→ Directives
1. List every symbol that appears in the gravitational work formula in the forum post on potential energy below.
2. Render this sentence from the forum post on potential energy in Spanish: "If object 2's position is fixed, then its gravitational field is also fixed at every point in space."
3. Write the next part of the forum post on potential energy, picking up after its final sentence.

Is potential energy defined only for internal conservative forces?

[zenterix]

Homework Statement

While re-reading a chapter on potential energy and conservation of energy, I noticed that there are some conceptual questions I still have about potential energy.

Relevant Equations

The chapter I am reading has the following quote

When only internal conservative forces act in a closed system the sum of the changes of the kinetic and potential energies of the system is zero.

Is gravitational potential energy defined only for internal conservative forces?

For reference, this is the chapter.

Suppose we have two objects: object 1 and also object 2.

If we consider the system to be both objects, then we can compute the work done by the pair of internal conservative forces

$$\int_A^B \vec{F}_{21}\cdot d\vec{r}_1+\int_A^B\vec{F}_{12}\cdot d\vec{r}_2\tag{1}$$

$$=\ldots$$

$$=\int_A^B \vec{F}_{21}\cdot d\vec{r}_{21}\tag{2}$$

where $A$ and $B$ represent states A and B of the system.

(2) is be definition of the integral itself equal to $\Delta K_{sys}$.

For a gravitational field, we end up with

$$W=Gm_1m_2\left ( \frac{1}{r_f}-\frac{1}{r_i} \right )$$

which shows that work depends only on the difference in initial distance $r_i$ and final distance $r_f$ between the two masses.

Change in potential energy of the system is defined as

$$\Delta U=-W=-\Delta K_{sys}$$

and by defining the potential energy at some reference point we obtain a potential energy function.

Now suppose our system is just object 1.

Object 2 creates a gravitational field and object 1 is in it. The force on object 1 is now an external force.

If object 2's position is fixed, then its gravitational field is also fixed at every point in space.

We can calculate the work done by this field on object 1 from an initial state to a final state and this will be path independent.

Thus, it seems we could define a potential energy function for object 1.

Dataset entries:

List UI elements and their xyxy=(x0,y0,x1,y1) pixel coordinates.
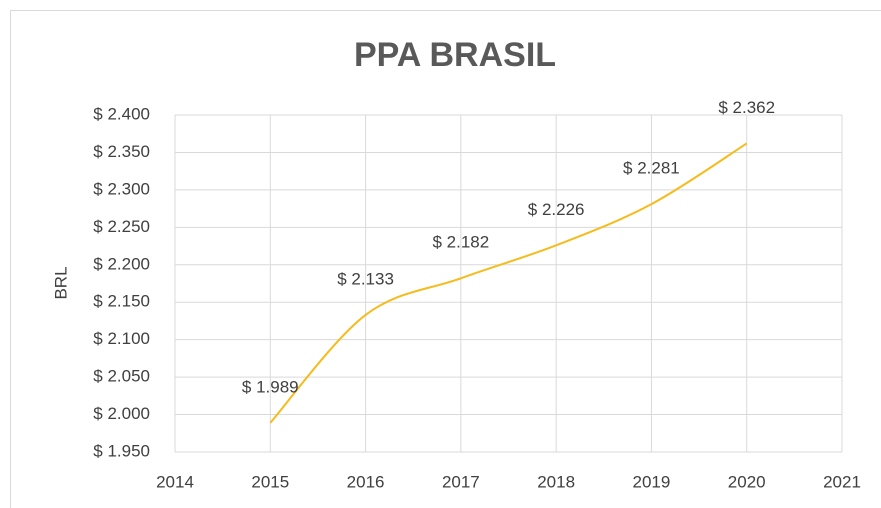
data-label: $ 2.362 xyxy=(718,98,775,117)
x-tick-label: 2018 xyxy=(537,472,575,491)
y-axis-title: BRL xyxy=(51,266,70,299)
x-tick-label: 2015 xyxy=(251,472,289,491)
y-tick-label: $ 2.350 xyxy=(93,142,150,161)
data-line xyxy=(269,142,748,424)
x-tick-label: 2020 xyxy=(728,472,766,491)
x-tick-label: 2016 xyxy=(347,472,385,491)
y-tick-label: $ 2.300 xyxy=(93,179,150,198)
y-tick-label: $ 2.200 xyxy=(93,254,150,273)
x-tick-label: 2021 xyxy=(823,472,861,491)
data-label: $ 2.281 xyxy=(623,159,680,178)
chart-title: PPA BRASIL xyxy=(354,36,556,74)
chart-frame xyxy=(10,10,881,508)
data-label: $ 2.226 xyxy=(528,200,585,219)
x-tick-label: 2014 xyxy=(156,472,194,491)
data-label: $ 2.133 xyxy=(337,269,394,288)
y-tick-label: $ 1.950 xyxy=(93,441,150,460)
y-tick-label: $ 2.050 xyxy=(93,367,150,386)
x-tick-label: 2017 xyxy=(442,472,480,491)
y-tick-label: $ 2.000 xyxy=(93,404,150,423)
y-tick-label: $ 2.250 xyxy=(93,217,150,236)
data-label: $ 1.989 xyxy=(242,377,299,396)
y-tick-label: $ 2.100 xyxy=(93,329,150,348)
y-tick-label: $ 2.400 xyxy=(93,104,150,123)
y-tick-label: $ 2.150 xyxy=(93,292,150,311)
data-label: $ 2.182 xyxy=(432,233,489,252)
x-tick-label: 2019 xyxy=(633,472,671,491)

→ Solved tasks
1. W, G, m₁, m₂, r_f, r_i

2. Si la posición del objeto 2 es fija, entonces su campo gravitatorio también es fijo en cada punto del espacio.

3.
Of course, and here is what I am not really grasping very well, object 1 has a gravitational field of its own, and this affects object 2, which affects the latter's gravitational field if object 2's position changes due to acceleration.

 

[PeroK]

Who knows what the author means? We use GPE in three cases:

1) For objects near the surface of the Earth we have a GPE of $mgh$, based on a uniform force.

2) For planetary orbits we have a GPE of $-\frac{GMm}{r}$, based on an inverse square force and a stationary central mass $M$.

3) For two-body problems we have a GPE of $-\frac{Gm_1m_2}{r}$, where the GPE applies to the two-body system and is shared between the two bodies.

You can try to sum that up in a single sentence if you want. Why bother?

 

[haruspex]

Is potential energy defined for this system of just object 1?

Potential energy is a property of a system. Thinking of it as a property of just object 1 would be rather Zen, like one hand clapping.

 

[zenterix]

Who knows what the author means? We use GPE in three cases:

1) For objects near the surface of the Earth we have a GPE of $mgh$, based on a uniform force.

2) For planetary orbits we have a GPE of $-\frac{GMm}{r}$, based on an inverse square force and a stationary central mass $M$.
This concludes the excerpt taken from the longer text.